(TASK GOAL) Copy out each line of the data holding "бульбообразной".
# Start of TASK INPUTS
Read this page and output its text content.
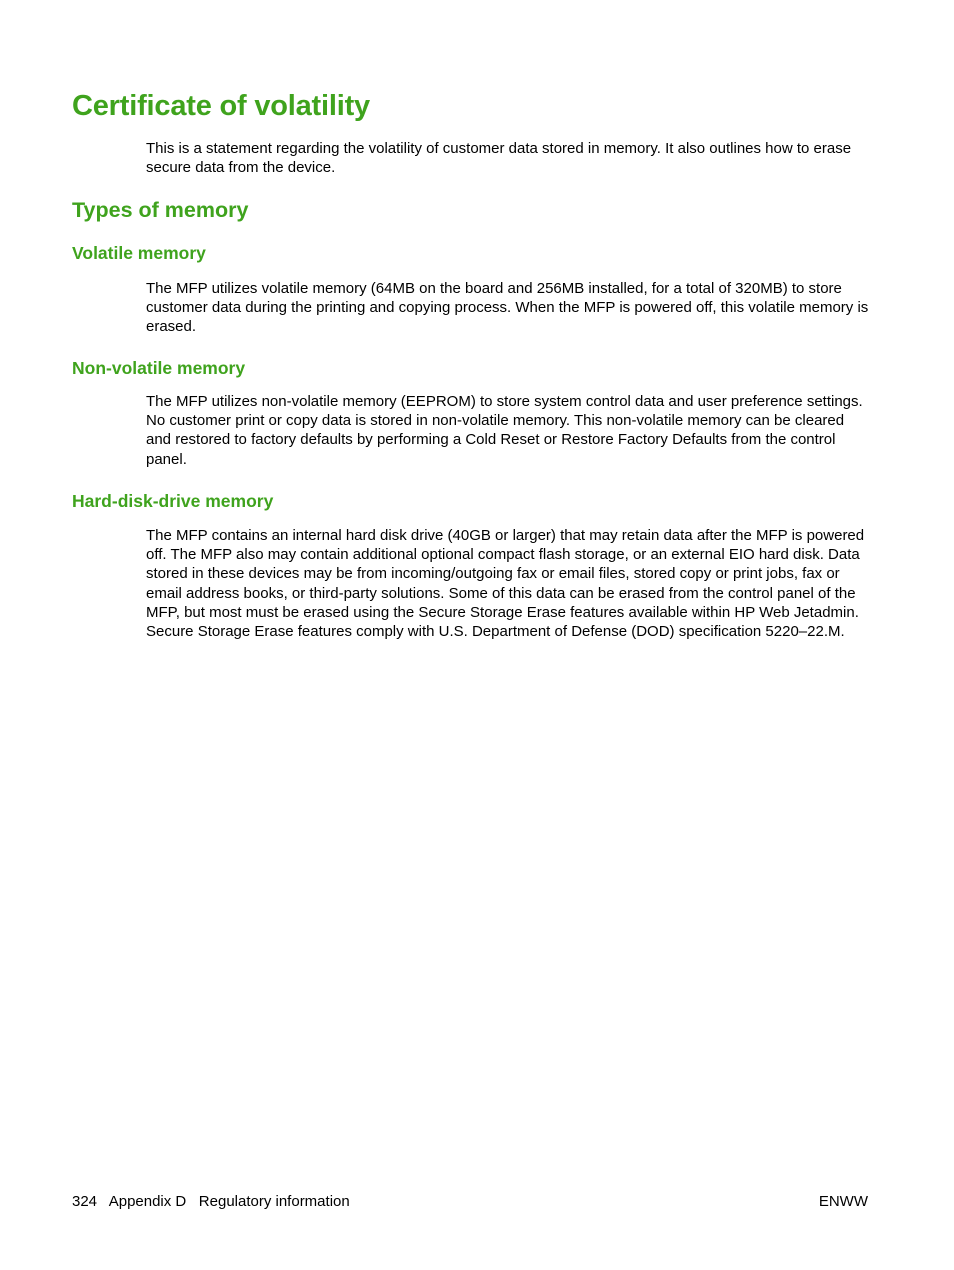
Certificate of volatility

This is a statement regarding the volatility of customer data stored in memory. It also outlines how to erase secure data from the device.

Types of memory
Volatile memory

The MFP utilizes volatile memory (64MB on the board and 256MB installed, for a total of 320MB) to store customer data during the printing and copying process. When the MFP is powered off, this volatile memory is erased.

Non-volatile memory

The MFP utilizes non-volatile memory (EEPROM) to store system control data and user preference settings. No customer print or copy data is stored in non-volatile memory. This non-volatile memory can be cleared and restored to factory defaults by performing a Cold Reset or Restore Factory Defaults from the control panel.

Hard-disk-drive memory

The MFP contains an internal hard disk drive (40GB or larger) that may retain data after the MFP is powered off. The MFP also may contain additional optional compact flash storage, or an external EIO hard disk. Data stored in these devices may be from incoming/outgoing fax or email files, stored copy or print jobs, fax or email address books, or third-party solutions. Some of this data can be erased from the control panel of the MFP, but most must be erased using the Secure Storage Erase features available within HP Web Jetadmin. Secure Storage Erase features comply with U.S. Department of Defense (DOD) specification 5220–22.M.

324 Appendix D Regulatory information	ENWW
# End of TASK INPUTS
# Start of TASK INPUTS
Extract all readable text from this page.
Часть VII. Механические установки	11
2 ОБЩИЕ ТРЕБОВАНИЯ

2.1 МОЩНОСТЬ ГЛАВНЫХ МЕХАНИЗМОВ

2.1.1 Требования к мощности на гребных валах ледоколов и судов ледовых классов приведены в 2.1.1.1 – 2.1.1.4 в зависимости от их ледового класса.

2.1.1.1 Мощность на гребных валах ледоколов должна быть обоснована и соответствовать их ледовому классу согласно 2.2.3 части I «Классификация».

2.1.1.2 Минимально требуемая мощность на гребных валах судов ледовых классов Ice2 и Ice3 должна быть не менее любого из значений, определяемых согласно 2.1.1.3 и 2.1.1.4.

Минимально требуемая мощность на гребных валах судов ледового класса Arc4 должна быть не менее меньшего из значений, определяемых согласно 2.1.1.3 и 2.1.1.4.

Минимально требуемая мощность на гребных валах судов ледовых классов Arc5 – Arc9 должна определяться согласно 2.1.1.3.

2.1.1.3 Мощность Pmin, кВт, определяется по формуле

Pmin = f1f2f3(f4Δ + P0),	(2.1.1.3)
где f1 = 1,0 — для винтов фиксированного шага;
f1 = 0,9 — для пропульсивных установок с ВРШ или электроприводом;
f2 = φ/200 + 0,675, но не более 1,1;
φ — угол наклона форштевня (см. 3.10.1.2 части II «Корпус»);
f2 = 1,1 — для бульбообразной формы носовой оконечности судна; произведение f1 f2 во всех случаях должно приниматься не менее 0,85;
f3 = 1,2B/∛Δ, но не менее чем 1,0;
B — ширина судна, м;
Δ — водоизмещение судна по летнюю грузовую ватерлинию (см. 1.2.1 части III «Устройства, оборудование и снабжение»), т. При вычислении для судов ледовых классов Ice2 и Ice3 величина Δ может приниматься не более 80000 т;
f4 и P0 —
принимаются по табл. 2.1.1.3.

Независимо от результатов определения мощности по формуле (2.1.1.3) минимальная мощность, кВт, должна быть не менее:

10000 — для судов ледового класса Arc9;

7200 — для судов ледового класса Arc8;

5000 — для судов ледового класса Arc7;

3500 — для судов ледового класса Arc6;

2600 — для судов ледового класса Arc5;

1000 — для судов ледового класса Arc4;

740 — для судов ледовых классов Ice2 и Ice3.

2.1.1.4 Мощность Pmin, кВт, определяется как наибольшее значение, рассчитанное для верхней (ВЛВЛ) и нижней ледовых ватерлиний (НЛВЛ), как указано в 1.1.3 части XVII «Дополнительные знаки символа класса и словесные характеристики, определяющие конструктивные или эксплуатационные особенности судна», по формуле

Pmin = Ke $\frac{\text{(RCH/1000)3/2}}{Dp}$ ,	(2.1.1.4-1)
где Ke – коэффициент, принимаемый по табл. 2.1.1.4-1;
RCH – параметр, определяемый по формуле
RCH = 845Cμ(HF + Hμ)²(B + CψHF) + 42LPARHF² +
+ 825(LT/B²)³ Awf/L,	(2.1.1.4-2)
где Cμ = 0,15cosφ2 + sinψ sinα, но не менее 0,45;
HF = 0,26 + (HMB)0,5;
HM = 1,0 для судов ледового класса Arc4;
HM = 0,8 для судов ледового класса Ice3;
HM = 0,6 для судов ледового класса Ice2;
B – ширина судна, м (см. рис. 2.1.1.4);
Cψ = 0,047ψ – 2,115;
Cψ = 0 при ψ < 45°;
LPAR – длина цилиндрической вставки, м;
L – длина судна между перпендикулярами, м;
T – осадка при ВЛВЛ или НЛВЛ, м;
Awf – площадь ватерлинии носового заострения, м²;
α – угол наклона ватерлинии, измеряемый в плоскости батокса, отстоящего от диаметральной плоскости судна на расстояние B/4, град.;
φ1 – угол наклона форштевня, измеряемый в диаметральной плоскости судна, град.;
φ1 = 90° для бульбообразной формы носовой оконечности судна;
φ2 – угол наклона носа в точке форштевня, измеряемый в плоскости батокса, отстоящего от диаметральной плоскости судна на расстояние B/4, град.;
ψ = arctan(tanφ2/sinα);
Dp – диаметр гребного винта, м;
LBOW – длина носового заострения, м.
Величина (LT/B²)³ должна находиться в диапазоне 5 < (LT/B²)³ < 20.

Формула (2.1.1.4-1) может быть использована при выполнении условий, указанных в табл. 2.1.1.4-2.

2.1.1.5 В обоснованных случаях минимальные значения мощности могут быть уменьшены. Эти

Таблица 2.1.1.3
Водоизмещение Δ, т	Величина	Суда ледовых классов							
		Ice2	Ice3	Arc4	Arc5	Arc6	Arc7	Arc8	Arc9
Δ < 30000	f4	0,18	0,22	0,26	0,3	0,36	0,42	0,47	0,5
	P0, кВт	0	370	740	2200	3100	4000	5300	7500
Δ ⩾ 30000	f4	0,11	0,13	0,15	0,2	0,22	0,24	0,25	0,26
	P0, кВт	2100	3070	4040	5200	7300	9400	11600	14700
# End of TASK INPUTS
(THE COMPLETED TASK)
f2 = 1,1 — для бульбообразной формы носовой оконечности судна; произведение f1 f2 во всех случаях должно приниматься не менее 0,85;
φ1 = 90° для бульбообразной формы носовой оконечности судна;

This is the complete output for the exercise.